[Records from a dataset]
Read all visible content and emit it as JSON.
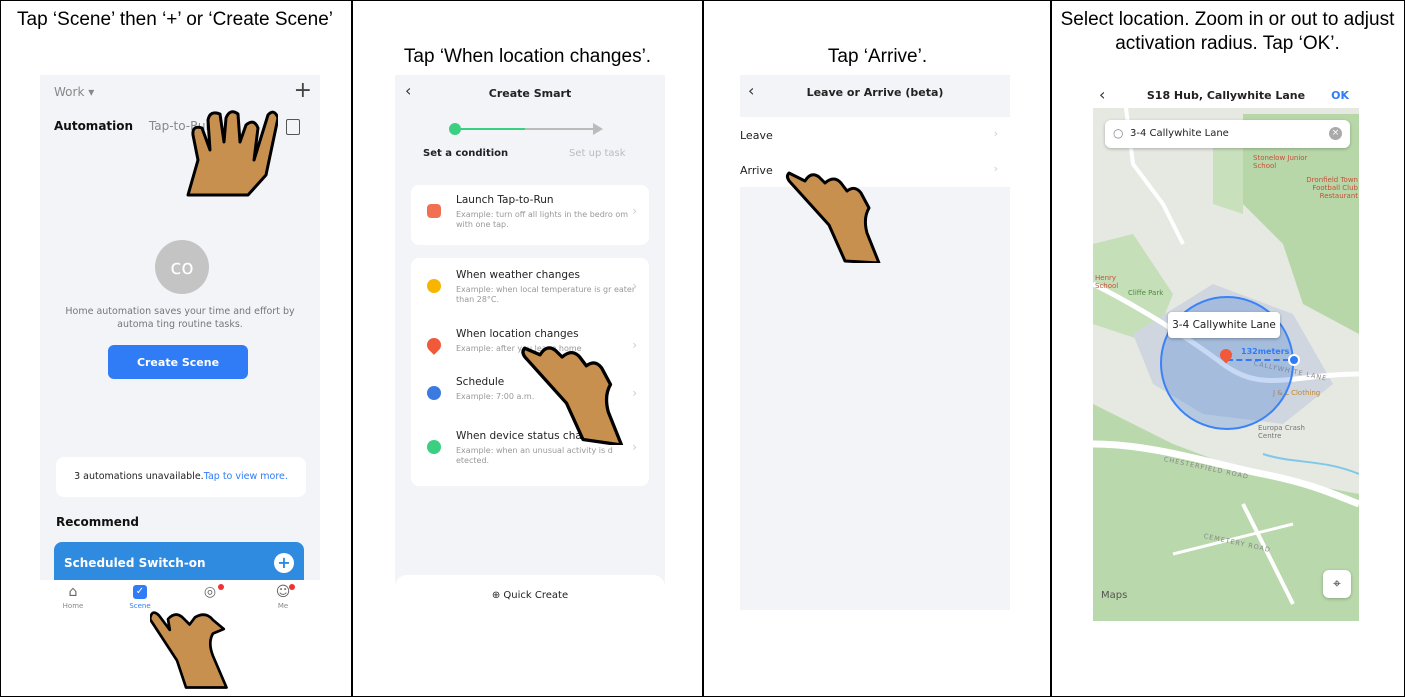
{
  "captions": {
    "step1": "Tap ‘Scene’ then ‘+’ or ‘Create Scene’",
    "step2": "Tap ‘When location changes’.",
    "step3": "Tap ‘Arrive’.",
    "step4": "Select location. Zoom in or out to adjust activation radius. Tap ‘OK’."
  },
  "screen1": {
    "home_selector": "Work ▾",
    "add_label": "+",
    "tab_automation": "Automation",
    "tab_taptorun": "Tap-to-Run",
    "empty_icon_label": "co",
    "description": "Home automation saves your time and effort by automa ting routine tasks.",
    "create_button": "Create Scene",
    "unavailable_text": "3 automations unavailable.",
    "unavailable_link": "Tap to view more.",
    "recommend_title": "Recommend",
    "recommend_card": "Scheduled Switch-on",
    "nav": [
      "Home",
      "Scene",
      "",
      "Me"
    ]
  },
  "screen2": {
    "back": "‹",
    "title": "Create Smart",
    "step_active": "Set a condition",
    "step_next": "Set up task",
    "launch": {
      "title": "Launch Tap-to-Run",
      "desc": "Example: turn off all lights in the bedro om with one tap."
    },
    "conditions": [
      {
        "title": "When weather changes",
        "desc": "Example: when local temperature is gr eater than 28°C."
      },
      {
        "title": "When location changes",
        "desc": "Example: after you leave home"
      },
      {
        "title": "Schedule",
        "desc": "Example: 7:00 a.m."
      },
      {
        "title": "When device status changes",
        "desc": "Example: when an unusual activity is d etected."
      }
    ],
    "chevron": "›",
    "quick_create": "⊕ Quick Create"
  },
  "screen3": {
    "back": "‹",
    "title": "Leave or Arrive (beta)",
    "items": [
      "Leave",
      "Arrive"
    ],
    "chevron": "›"
  },
  "screen4": {
    "back": "‹",
    "title": "S18 Hub, Callywhite Lane",
    "ok": "OK",
    "search_value": "3-4 Callywhite Lane",
    "clear": "×",
    "callout": "3-4 Callywhite Lane",
    "radius_label": "132meters",
    "pois": [
      "Stonelow Junior School",
      "Dronfield Town Football Club Restaurant",
      "Cliffe Park",
      "Henry School",
      "J & L Clothing",
      "Europa Crash Centre"
    ],
    "roads": [
      "CALLYWHITE LANE",
      "CHESTERFIELD ROAD",
      "CEMETERY ROAD"
    ],
    "attribution": "Maps",
    "recenter": "⌖"
  },
  "colors": {
    "accent": "#2f7cf6",
    "success": "#3bcf82",
    "hand": "#c8904f",
    "pin": "#f05a3a"
  }
}
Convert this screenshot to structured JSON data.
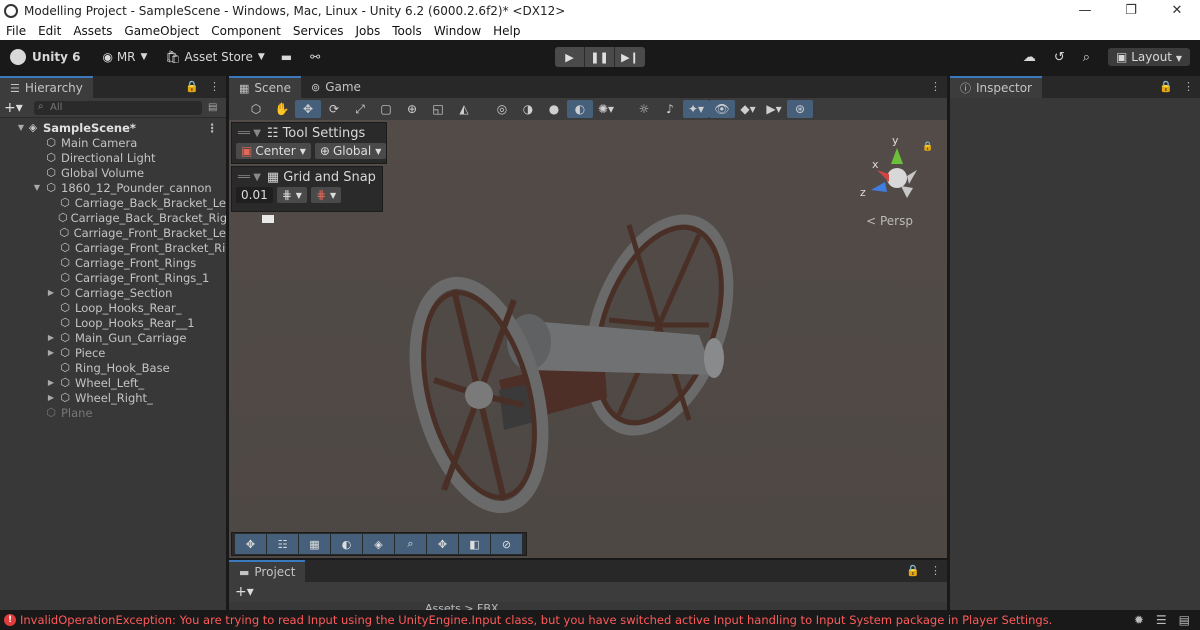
{
  "window": {
    "title": "Modelling Project - SampleScene - Windows, Mac, Linux - Unity 6.2 (6000.2.6f2)* <DX12>",
    "minimize": "—",
    "maximize": "❐",
    "close": "✕"
  },
  "menu": [
    "File",
    "Edit",
    "Assets",
    "GameObject",
    "Component",
    "Services",
    "Jobs",
    "Tools",
    "Window",
    "Help"
  ],
  "toolbar": {
    "brand": "Unity 6",
    "account": "MR",
    "asset_store": "Asset Store",
    "layout": "Layout"
  },
  "hierarchy": {
    "tab": "Hierarchy",
    "search_placeholder": "All",
    "scene": "SampleScene*",
    "items": [
      "Main Camera",
      "Directional Light",
      "Global Volume",
      "1860_12_Pounder_cannon",
      "Carriage_Back_Bracket_Le",
      "Carriage_Back_Bracket_Rig",
      "Carriage_Front_Bracket_Le",
      "Carriage_Front_Bracket_Ri",
      "Carriage_Front_Rings",
      "Carriage_Front_Rings_1",
      "Carriage_Section",
      "Loop_Hooks_Rear_",
      "Loop_Hooks_Rear__1",
      "Main_Gun_Carriage",
      "Piece",
      "Ring_Hook_Base",
      "Wheel_Left_",
      "Wheel_Right_",
      "Plane"
    ]
  },
  "scene": {
    "tab_scene": "Scene",
    "tab_game": "Game",
    "tool_settings": "Tool Settings",
    "pivot": "Center",
    "space": "Global",
    "grid_snap": "Grid and Snap",
    "snap_value": "0.01",
    "persp": "< Persp",
    "axis_x": "x",
    "axis_y": "y",
    "axis_z": "z"
  },
  "inspector": {
    "tab": "Inspector"
  },
  "project": {
    "tab": "Project",
    "breadcrumb": "Assets > FBX"
  },
  "status": {
    "error": "InvalidOperationException: You are trying to read Input using the UnityEngine.Input class, but you have switched active Input handling to Input System package in Player Settings."
  },
  "colors": {
    "accent": "#3a79bb",
    "error": "#ff5a5a",
    "panel": "#383838",
    "toolbar": "#191919"
  }
}
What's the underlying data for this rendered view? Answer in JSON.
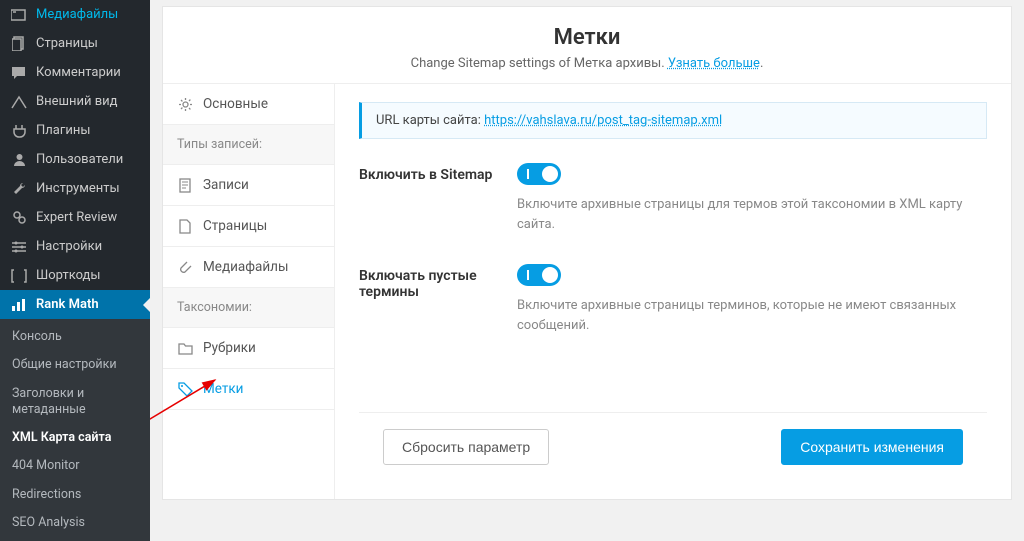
{
  "wp_sidebar": {
    "items": [
      {
        "label": "Медиафайлы",
        "icon": "media"
      },
      {
        "label": "Страницы",
        "icon": "pages"
      },
      {
        "label": "Комментарии",
        "icon": "comments"
      },
      {
        "label": "Внешний вид",
        "icon": "appearance"
      },
      {
        "label": "Плагины",
        "icon": "plugins"
      },
      {
        "label": "Пользователи",
        "icon": "users"
      },
      {
        "label": "Инструменты",
        "icon": "tools"
      },
      {
        "label": "Expert Review",
        "icon": "review"
      },
      {
        "label": "Настройки",
        "icon": "settings"
      },
      {
        "label": "Шорткоды",
        "icon": "shortcodes"
      },
      {
        "label": "Rank Math",
        "icon": "rankmath",
        "active": true
      }
    ],
    "submenu": [
      {
        "label": "Консоль"
      },
      {
        "label": "Общие настройки"
      },
      {
        "label": "Заголовки и метаданные"
      },
      {
        "label": "XML Карта сайта",
        "current": true
      },
      {
        "label": "404 Monitor"
      },
      {
        "label": "Redirections"
      },
      {
        "label": "SEO Analysis"
      }
    ]
  },
  "header": {
    "title": "Метки",
    "subtitle_prefix": "Change Sitemap settings of Метка архивы. ",
    "subtitle_link": "Узнать больше"
  },
  "tabs": [
    {
      "label": "Основные",
      "type": "item",
      "icon": "gear"
    },
    {
      "label": "Типы записей:",
      "type": "group"
    },
    {
      "label": "Записи",
      "type": "item",
      "icon": "doc"
    },
    {
      "label": "Страницы",
      "type": "item",
      "icon": "page"
    },
    {
      "label": "Медиафайлы",
      "type": "item",
      "icon": "clip"
    },
    {
      "label": "Таксономии:",
      "type": "group"
    },
    {
      "label": "Рубрики",
      "type": "item",
      "icon": "folder"
    },
    {
      "label": "Метки",
      "type": "item",
      "icon": "tag",
      "active": true
    }
  ],
  "notice": {
    "prefix": "URL карты сайта: ",
    "url": "https://vahslava.ru/post_tag-sitemap.xml"
  },
  "fields": [
    {
      "label": "Включить в Sitemap",
      "value": true,
      "desc": "Включите архивные страницы для термов этой таксономии в XML карту сайта."
    },
    {
      "label": "Включать пустые термины",
      "value": true,
      "desc": "Включите архивные страницы терминов, которые не имеют связанных сообщений."
    }
  ],
  "footer": {
    "reset": "Сбросить параметр",
    "save": "Сохранить изменения"
  }
}
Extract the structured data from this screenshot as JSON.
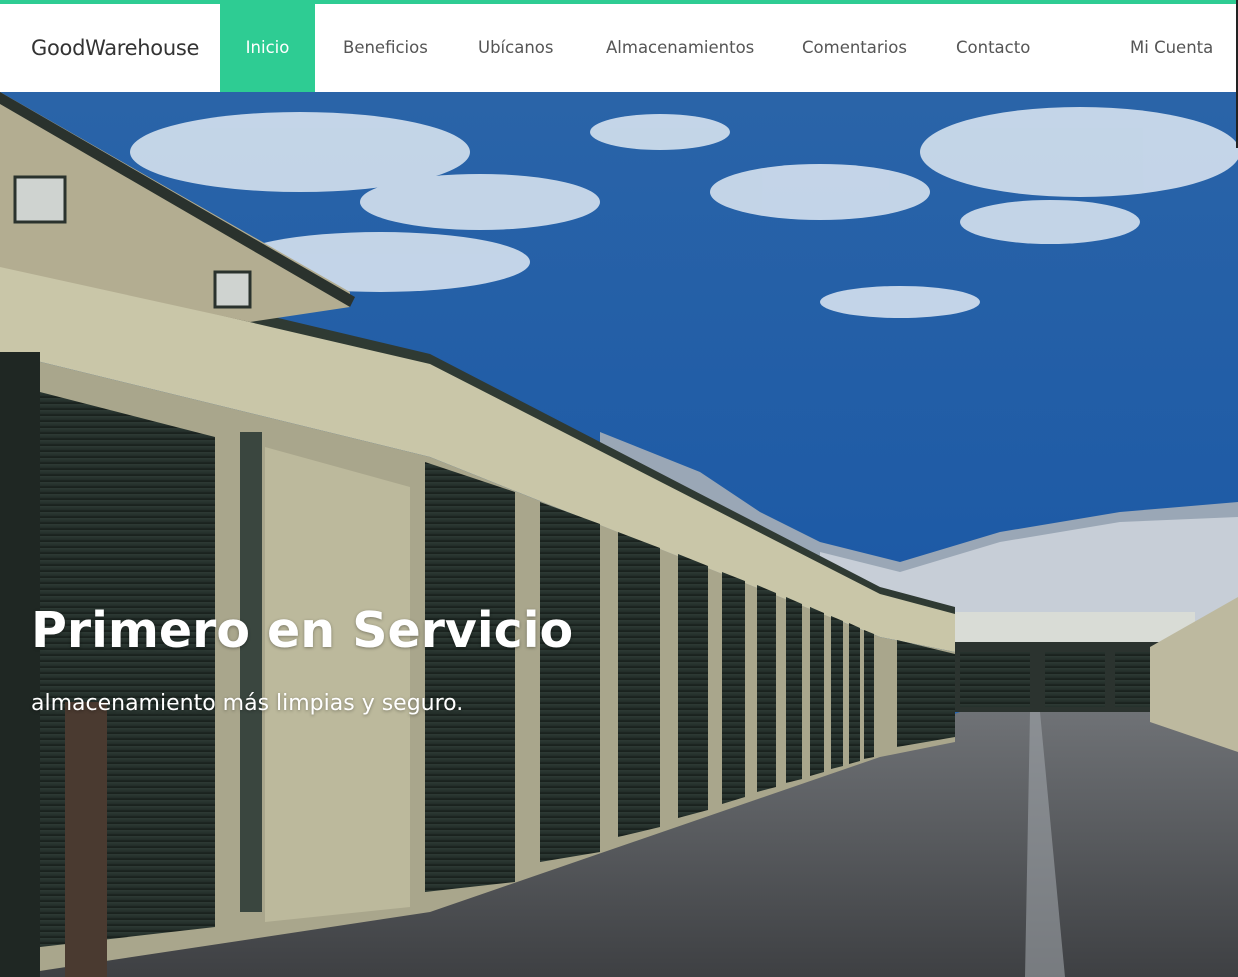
{
  "brand": "GoodWarehouse",
  "nav": {
    "items": [
      {
        "label": "Inicio",
        "active": true
      },
      {
        "label": "Beneficios",
        "active": false
      },
      {
        "label": "Ubícanos",
        "active": false
      },
      {
        "label": "Almacenamientos",
        "active": false
      },
      {
        "label": "Comentarios",
        "active": false
      },
      {
        "label": "Contacto",
        "active": false
      }
    ],
    "account": "Mi Cuenta"
  },
  "hero": {
    "title": "Primero en Servicio",
    "subtitle": "almacenamiento más limpias y seguro."
  },
  "colors": {
    "accent": "#2ecc93",
    "nav_text": "#555555",
    "brand_text": "#333333"
  }
}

▶ Problem description
Restate the entire listing word for word, excluding pictures.

▶ Answer to the task
Read all visible content and emit it as JSON.
{
  "captions": {
    "step1": "Tap ‘Scene’ then ‘+’ or ‘Create Scene’",
    "step2": "Tap ‘When location changes’.",
    "step3": "Tap ‘Arrive’.",
    "step4": "Select location. Zoom in or out to adjust activation radius. Tap ‘OK’."
  },
  "screen1": {
    "home_selector": "Work ▾",
    "add_label": "+",
    "tab_automation": "Automation",
    "tab_taptorun": "Tap-to-Run",
    "empty_icon_label": "co",
    "description": "Home automation saves your time and effort by automa ting routine tasks.",
    "create_button": "Create Scene",
    "unavailable_text": "3 automations unavailable.",
    "unavailable_link": "Tap to view more.",
    "recommend_title": "Recommend",
    "recommend_card": "Scheduled Switch-on",
    "nav": [
      "Home",
      "Scene",
      "",
      "Me"
    ]
  },
  "screen2": {
    "back": "‹",
    "title": "Create Smart",
    "step_active": "Set a condition",
    "step_next": "Set up task",
    "launch": {
      "title": "Launch Tap-to-Run",
      "desc": "Example: turn off all lights in the bedro om with one tap."
    },
    "conditions": [
      {
        "title": "When weather changes",
        "desc": "Example: when local temperature is gr eater than 28°C."
      },
      {
        "title": "When location changes",
        "desc": "Example: after you leave home"
      },
      {
        "title": "Schedule",
        "desc": "Example: 7:00 a.m."
      },
      {
        "title": "When device status changes",
        "desc": "Example: when an unusual activity is d etected."
      }
    ],
    "chevron": "›",
    "quick_create": "⊕ Quick Create"
  },
  "screen3": {
    "back": "‹",
    "title": "Leave or Arrive (beta)",
    "items": [
      "Leave",
      "Arrive"
    ],
    "chevron": "›"
  },
  "screen4": {
    "back": "‹",
    "title": "S18 Hub, Callywhite Lane",
    "ok": "OK",
    "search_value": "3-4 Callywhite Lane",
    "clear": "×",
    "callout": "3-4 Callywhite Lane",
    "radius_label": "132meters",
    "pois": [
      "Stonelow Junior School",
      "Dronfield Town Football Club Restaurant",
      "Cliffe Park",
      "Henry School",
      "J & L Clothing",
      "Europa Crash Centre"
    ],
    "roads": [
      "CALLYWHITE LANE",
      "CHESTERFIELD ROAD",
      "CEMETERY ROAD"
    ],
    "attribution": "Maps",
    "recenter": "⌖"
  },
  "colors": {
    "accent": "#2f7cf6",
    "success": "#3bcf82",
    "hand": "#c8904f",
    "pin": "#f05a3a"
  }
}
Convert this screenshot to structured JSON data.
{
  "window": {
    "title": "Modelling Project - SampleScene - Windows, Mac, Linux - Unity 6.2 (6000.2.6f2)* <DX12>",
    "minimize": "—",
    "maximize": "❐",
    "close": "✕"
  },
  "menu": [
    "File",
    "Edit",
    "Assets",
    "GameObject",
    "Component",
    "Services",
    "Jobs",
    "Tools",
    "Window",
    "Help"
  ],
  "toolbar": {
    "brand": "Unity 6",
    "account": "MR",
    "asset_store": "Asset Store",
    "layout": "Layout"
  },
  "hierarchy": {
    "tab": "Hierarchy",
    "search_placeholder": "All",
    "scene": "SampleScene*",
    "items": [
      "Main Camera",
      "Directional Light",
      "Global Volume",
      "1860_12_Pounder_cannon",
      "Carriage_Back_Bracket_Le",
      "Carriage_Back_Bracket_Rig",
      "Carriage_Front_Bracket_Le",
      "Carriage_Front_Bracket_Ri",
      "Carriage_Front_Rings",
      "Carriage_Front_Rings_1",
      "Carriage_Section",
      "Loop_Hooks_Rear_",
      "Loop_Hooks_Rear__1",
      "Main_Gun_Carriage",
      "Piece",
      "Ring_Hook_Base",
      "Wheel_Left_",
      "Wheel_Right_",
      "Plane"
    ]
  },
  "scene": {
    "tab_scene": "Scene",
    "tab_game": "Game",
    "tool_settings": "Tool Settings",
    "pivot": "Center",
    "space": "Global",
    "grid_snap": "Grid and Snap",
    "snap_value": "0.01",
    "persp": "< Persp",
    "axis_x": "x",
    "axis_y": "y",
    "axis_z": "z"
  },
  "inspector": {
    "tab": "Inspector"
  },
  "project": {
    "tab": "Project",
    "breadcrumb": "Assets > FBX"
  },
  "status": {
    "error": "InvalidOperationException: You are trying to read Input using the UnityEngine.Input class, but you have switched active Input handling to Input System package in Player Settings."
  },
  "colors": {
    "accent": "#3a79bb",
    "error": "#ff5a5a",
    "panel": "#383838",
    "toolbar": "#191919"
  }
}
What's the underlying data for this rendered view? Answer in JSON.
{
  "wp_sidebar": {
    "items": [
      {
        "label": "Медиафайлы",
        "icon": "media"
      },
      {
        "label": "Страницы",
        "icon": "pages"
      },
      {
        "label": "Комментарии",
        "icon": "comments"
      },
      {
        "label": "Внешний вид",
        "icon": "appearance"
      },
      {
        "label": "Плагины",
        "icon": "plugins"
      },
      {
        "label": "Пользователи",
        "icon": "users"
      },
      {
        "label": "Инструменты",
        "icon": "tools"
      },
      {
        "label": "Expert Review",
        "icon": "review"
      },
      {
        "label": "Настройки",
        "icon": "settings"
      },
      {
        "label": "Шорткоды",
        "icon": "shortcodes"
      },
      {
        "label": "Rank Math",
        "icon": "rankmath",
        "active": true
      }
    ],
    "submenu": [
      {
        "label": "Консоль"
      },
      {
        "label": "Общие настройки"
      },
      {
        "label": "Заголовки и метаданные"
      },
      {
        "label": "XML Карта сайта",
        "current": true
      },
      {
        "label": "404 Monitor"
      },
      {
        "label": "Redirections"
      },
      {
        "label": "SEO Analysis"
      }
    ]
  },
  "header": {
    "title": "Метки",
    "subtitle_prefix": "Change Sitemap settings of Метка архивы. ",
    "subtitle_link": "Узнать больше"
  },
  "tabs": [
    {
      "label": "Основные",
      "type": "item",
      "icon": "gear"
    },
    {
      "label": "Типы записей:",
      "type": "group"
    },
    {
      "label": "Записи",
      "type": "item",
      "icon": "doc"
    },
    {
      "label": "Страницы",
      "type": "item",
      "icon": "page"
    },
    {
      "label": "Медиафайлы",
      "type": "item",
      "icon": "clip"
    },
    {
      "label": "Таксономии:",
      "type": "group"
    },
    {
      "label": "Рубрики",
      "type": "item",
      "icon": "folder"
    },
    {
      "label": "Метки",
      "type": "item",
      "icon": "tag",
      "active": true
    }
  ],
  "notice": {
    "prefix": "URL карты сайта: ",
    "url": "https://vahslava.ru/post_tag-sitemap.xml"
  },
  "fields": [
    {
      "label": "Включить в Sitemap",
      "value": true,
      "desc": "Включите архивные страницы для термов этой таксономии в XML карту сайта."
    },
    {
      "label": "Включать пустые термины",
      "value": true,
      "desc": "Включите архивные страницы терминов, которые не имеют связанных сообщений."
    }
  ],
  "footer": {
    "reset": "Сбросить параметр",
    "save": "Сохранить изменения"
  }
}
Extract the structured data from this screenshot as JSON.
{
  "brand": "GoodWarehouse",
  "nav": {
    "items": [
      {
        "label": "Inicio",
        "active": true
      },
      {
        "label": "Beneficios",
        "active": false
      },
      {
        "label": "Ubícanos",
        "active": false
      },
      {
        "label": "Almacenamientos",
        "active": false
      },
      {
        "label": "Comentarios",
        "active": false
      },
      {
        "label": "Contacto",
        "active": false
      }
    ],
    "account": "Mi Cuenta"
  },
  "hero": {
    "title": "Primero en Servicio",
    "subtitle": "almacenamiento más limpias y seguro."
  },
  "colors": {
    "accent": "#2ecc93",
    "nav_text": "#555555",
    "brand_text": "#333333"
  }
}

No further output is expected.